## To do
Search the records for the word "Peter" and pick out every line that has it.

## Extracted records
=-=-=

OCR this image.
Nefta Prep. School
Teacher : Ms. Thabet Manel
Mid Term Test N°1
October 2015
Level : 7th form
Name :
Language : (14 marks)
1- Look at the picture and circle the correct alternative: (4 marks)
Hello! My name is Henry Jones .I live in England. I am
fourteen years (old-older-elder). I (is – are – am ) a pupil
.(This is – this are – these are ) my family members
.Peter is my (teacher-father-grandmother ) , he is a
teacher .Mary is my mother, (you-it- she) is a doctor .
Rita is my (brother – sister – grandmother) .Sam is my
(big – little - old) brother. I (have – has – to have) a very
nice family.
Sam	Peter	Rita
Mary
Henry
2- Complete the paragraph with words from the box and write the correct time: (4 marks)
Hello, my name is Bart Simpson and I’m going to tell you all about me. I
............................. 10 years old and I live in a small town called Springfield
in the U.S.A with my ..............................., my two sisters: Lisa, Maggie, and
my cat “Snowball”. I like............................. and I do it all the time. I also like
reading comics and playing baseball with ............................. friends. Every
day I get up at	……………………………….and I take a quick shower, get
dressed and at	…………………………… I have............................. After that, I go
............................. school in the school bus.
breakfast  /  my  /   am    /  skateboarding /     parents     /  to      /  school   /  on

=-=-=

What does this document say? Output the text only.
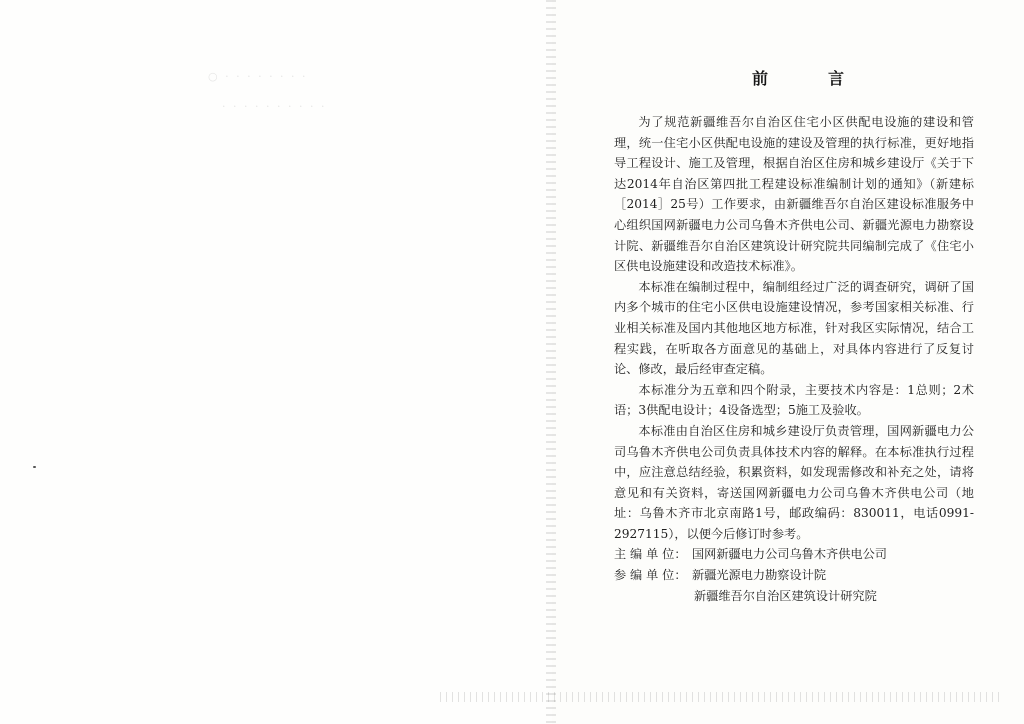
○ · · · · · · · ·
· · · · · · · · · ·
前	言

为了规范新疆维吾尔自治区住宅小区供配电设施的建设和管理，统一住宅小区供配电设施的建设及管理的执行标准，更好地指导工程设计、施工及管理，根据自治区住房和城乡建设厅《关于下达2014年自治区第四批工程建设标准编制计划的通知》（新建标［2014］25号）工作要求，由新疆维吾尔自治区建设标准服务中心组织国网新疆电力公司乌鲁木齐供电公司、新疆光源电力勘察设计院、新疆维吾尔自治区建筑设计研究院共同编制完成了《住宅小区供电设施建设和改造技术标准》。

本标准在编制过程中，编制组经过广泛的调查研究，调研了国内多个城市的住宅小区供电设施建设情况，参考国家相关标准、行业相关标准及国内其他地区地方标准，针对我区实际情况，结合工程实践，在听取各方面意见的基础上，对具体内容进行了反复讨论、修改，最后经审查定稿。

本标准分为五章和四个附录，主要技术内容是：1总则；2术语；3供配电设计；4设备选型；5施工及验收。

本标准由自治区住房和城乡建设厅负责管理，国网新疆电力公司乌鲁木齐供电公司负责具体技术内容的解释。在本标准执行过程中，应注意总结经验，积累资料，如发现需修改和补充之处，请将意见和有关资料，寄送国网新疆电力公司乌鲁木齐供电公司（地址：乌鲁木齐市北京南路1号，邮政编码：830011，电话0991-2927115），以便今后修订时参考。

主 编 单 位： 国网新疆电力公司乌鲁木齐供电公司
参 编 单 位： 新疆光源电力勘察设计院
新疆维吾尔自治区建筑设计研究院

=-=-=

## Written reply
.Peter is my (teacher-father-grandmother ) , he is a
Sam	Peter	Rita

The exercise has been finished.